Recorded data —
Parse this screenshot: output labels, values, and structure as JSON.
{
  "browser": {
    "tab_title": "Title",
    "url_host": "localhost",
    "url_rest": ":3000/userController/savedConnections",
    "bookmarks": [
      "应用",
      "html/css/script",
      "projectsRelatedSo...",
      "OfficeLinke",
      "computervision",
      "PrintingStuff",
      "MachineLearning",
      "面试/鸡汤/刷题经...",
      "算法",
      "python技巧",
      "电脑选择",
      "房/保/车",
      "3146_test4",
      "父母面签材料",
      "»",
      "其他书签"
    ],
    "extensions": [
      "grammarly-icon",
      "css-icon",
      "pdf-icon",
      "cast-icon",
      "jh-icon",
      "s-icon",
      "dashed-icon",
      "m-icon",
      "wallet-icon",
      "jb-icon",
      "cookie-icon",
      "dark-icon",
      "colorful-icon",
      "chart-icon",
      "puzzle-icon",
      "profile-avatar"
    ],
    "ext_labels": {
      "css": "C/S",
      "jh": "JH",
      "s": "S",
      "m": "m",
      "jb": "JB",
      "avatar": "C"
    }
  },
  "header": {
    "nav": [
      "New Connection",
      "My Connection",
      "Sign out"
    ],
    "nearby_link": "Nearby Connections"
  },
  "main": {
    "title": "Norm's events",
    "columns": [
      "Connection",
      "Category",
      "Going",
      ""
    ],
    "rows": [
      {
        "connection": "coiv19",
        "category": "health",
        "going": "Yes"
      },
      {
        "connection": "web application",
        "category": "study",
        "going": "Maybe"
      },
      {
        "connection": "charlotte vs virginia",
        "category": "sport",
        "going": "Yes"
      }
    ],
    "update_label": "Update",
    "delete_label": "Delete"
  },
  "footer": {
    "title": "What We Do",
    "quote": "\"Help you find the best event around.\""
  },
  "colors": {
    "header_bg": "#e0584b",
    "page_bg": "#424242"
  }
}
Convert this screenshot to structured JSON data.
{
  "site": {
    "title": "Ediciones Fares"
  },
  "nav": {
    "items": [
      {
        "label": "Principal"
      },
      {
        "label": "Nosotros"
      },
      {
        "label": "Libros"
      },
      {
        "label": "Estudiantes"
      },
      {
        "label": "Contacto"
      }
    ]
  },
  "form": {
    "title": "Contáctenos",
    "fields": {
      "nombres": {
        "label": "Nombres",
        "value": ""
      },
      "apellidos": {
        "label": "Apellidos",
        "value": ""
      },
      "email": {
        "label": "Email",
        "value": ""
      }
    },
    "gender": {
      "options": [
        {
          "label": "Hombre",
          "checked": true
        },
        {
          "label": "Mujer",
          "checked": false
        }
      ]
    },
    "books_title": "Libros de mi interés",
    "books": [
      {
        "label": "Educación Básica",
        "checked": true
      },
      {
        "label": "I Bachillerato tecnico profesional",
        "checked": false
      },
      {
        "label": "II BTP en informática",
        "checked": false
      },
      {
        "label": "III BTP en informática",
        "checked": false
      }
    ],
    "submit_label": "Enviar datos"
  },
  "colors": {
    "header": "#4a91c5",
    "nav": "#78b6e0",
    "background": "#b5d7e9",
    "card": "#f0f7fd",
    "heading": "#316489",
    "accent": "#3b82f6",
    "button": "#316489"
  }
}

What the exercise asks —
Please quote every record above exactly as it appears.

Exercise solution —
Parse this screenshot: output labels, values, and structure as JSON.
{
  "browser": {
    "tab_title": "Title",
    "url_host": "localhost",
    "url_rest": ":3000/userController/savedConnections",
    "bookmarks": [
      "应用",
      "html/css/script",
      "projectsRelatedSo...",
      "OfficeLinke",
      "computervision",
      "PrintingStuff",
      "MachineLearning",
      "面试/鸡汤/刷题经...",
      "算法",
      "python技巧",
      "电脑选择",
      "房/保/车",
      "3146_test4",
      "父母面签材料",
      "»",
      "其他书签"
    ],
    "extensions": [
      "grammarly-icon",
      "css-icon",
      "pdf-icon",
      "cast-icon",
      "jh-icon",
      "s-icon",
      "dashed-icon",
      "m-icon",
      "wallet-icon",
      "jb-icon",
      "cookie-icon",
      "dark-icon",
      "colorful-icon",
      "chart-icon",
      "puzzle-icon",
      "profile-avatar"
    ],
    "ext_labels": {
      "css": "C/S",
      "jh": "JH",
      "s": "S",
      "m": "m",
      "jb": "JB",
      "avatar": "C"
    }
  },
  "header": {
    "nav": [
      "New Connection",
      "My Connection",
      "Sign out"
    ],
    "nearby_link": "Nearby Connections"
  },
  "main": {
    "title": "Norm's events",
    "columns": [
      "Connection",
      "Category",
      "Going",
      ""
    ],
    "rows": [
      {
        "connection": "coiv19",
        "category": "health",
        "going": "Yes"
      },
      {
        "connection": "web application",
        "category": "study",
        "going": "Maybe"
      },
      {
        "connection": "charlotte vs virginia",
        "category": "sport",
        "going": "Yes"
      }
    ],
    "update_label": "Update",
    "delete_label": "Delete"
  },
  "footer": {
    "title": "What We Do",
    "quote": "\"Help you find the best event around.\""
  },
  "colors": {
    "header_bg": "#e0584b",
    "page_bg": "#424242"
  }
}
Convert this screenshot to structured JSON data.
{
  "site": {
    "title": "Ediciones Fares"
  },
  "nav": {
    "items": [
      {
        "label": "Principal"
      },
      {
        "label": "Nosotros"
      },
      {
        "label": "Libros"
      },
      {
        "label": "Estudiantes"
      },
      {
        "label": "Contacto"
      }
    ]
  },
  "form": {
    "title": "Contáctenos",
    "fields": {
      "nombres": {
        "label": "Nombres",
        "value": ""
      },
      "apellidos": {
        "label": "Apellidos",
        "value": ""
      },
      "email": {
        "label": "Email",
        "value": ""
      }
    },
    "gender": {
      "options": [
        {
          "label": "Hombre",
          "checked": true
        },
        {
          "label": "Mujer",
          "checked": false
        }
      ]
    },
    "books_title": "Libros de mi interés",
    "books": [
      {
        "label": "Educación Básica",
        "checked": true
      },
      {
        "label": "I Bachillerato tecnico profesional",
        "checked": false
      },
      {
        "label": "II BTP en informática",
        "checked": false
      },
      {
        "label": "III BTP en informática",
        "checked": false
      }
    ],
    "submit_label": "Enviar datos"
  },
  "colors": {
    "header": "#4a91c5",
    "nav": "#78b6e0",
    "background": "#b5d7e9",
    "card": "#f0f7fd",
    "heading": "#316489",
    "accent": "#3b82f6",
    "button": "#316489"
  }
}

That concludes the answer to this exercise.